What is required:
What is the number of lines containing "速用点击"? Give only that number.

Dataset entries:
* * * *

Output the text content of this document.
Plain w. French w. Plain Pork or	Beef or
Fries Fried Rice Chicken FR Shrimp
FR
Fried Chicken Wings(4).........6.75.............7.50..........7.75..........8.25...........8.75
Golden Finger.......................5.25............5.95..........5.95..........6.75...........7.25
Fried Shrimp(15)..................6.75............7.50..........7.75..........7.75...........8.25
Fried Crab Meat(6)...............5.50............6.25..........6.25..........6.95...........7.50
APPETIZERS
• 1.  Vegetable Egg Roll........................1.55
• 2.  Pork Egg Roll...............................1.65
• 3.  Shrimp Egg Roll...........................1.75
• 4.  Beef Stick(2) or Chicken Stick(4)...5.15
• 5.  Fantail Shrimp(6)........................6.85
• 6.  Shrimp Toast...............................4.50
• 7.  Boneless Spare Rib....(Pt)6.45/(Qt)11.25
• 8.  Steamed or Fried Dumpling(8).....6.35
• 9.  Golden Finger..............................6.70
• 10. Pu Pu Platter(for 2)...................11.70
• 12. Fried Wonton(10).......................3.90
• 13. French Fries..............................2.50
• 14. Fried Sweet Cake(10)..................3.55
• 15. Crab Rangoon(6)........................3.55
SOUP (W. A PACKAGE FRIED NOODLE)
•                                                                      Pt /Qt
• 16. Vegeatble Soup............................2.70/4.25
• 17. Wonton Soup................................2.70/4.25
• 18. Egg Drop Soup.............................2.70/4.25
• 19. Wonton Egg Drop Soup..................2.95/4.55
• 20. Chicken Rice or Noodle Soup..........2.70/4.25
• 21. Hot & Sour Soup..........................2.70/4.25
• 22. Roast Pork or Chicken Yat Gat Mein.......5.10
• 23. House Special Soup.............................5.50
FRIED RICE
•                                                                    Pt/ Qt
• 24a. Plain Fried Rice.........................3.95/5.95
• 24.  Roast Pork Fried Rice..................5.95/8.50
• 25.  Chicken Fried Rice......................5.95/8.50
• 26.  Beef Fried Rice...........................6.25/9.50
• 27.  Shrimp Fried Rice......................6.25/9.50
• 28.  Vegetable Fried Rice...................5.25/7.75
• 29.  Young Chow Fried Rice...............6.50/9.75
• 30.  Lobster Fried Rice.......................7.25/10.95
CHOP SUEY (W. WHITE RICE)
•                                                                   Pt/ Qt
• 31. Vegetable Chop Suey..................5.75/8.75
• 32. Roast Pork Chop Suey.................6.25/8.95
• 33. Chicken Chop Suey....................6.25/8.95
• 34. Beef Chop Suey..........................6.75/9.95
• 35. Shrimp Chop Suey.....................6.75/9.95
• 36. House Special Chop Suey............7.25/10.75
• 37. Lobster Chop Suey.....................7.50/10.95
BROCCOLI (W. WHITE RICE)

* * * *

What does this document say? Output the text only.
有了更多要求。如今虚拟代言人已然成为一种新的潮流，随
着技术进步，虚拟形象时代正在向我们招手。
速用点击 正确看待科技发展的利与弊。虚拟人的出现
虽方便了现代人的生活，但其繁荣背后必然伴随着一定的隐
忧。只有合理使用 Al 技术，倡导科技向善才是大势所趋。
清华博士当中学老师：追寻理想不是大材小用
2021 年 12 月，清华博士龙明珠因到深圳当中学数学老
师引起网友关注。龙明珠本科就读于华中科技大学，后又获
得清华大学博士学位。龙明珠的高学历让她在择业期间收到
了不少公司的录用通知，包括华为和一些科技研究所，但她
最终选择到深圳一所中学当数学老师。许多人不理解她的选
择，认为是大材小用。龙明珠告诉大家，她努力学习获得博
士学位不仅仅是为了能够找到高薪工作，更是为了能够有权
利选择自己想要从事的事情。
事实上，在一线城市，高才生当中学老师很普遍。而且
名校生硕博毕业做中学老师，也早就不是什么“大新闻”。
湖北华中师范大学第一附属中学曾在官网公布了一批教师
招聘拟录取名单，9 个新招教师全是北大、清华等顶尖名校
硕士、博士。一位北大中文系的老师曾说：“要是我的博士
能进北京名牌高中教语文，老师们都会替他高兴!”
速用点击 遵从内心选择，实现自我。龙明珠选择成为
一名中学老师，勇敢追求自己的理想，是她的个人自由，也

* * * *

Solution:
2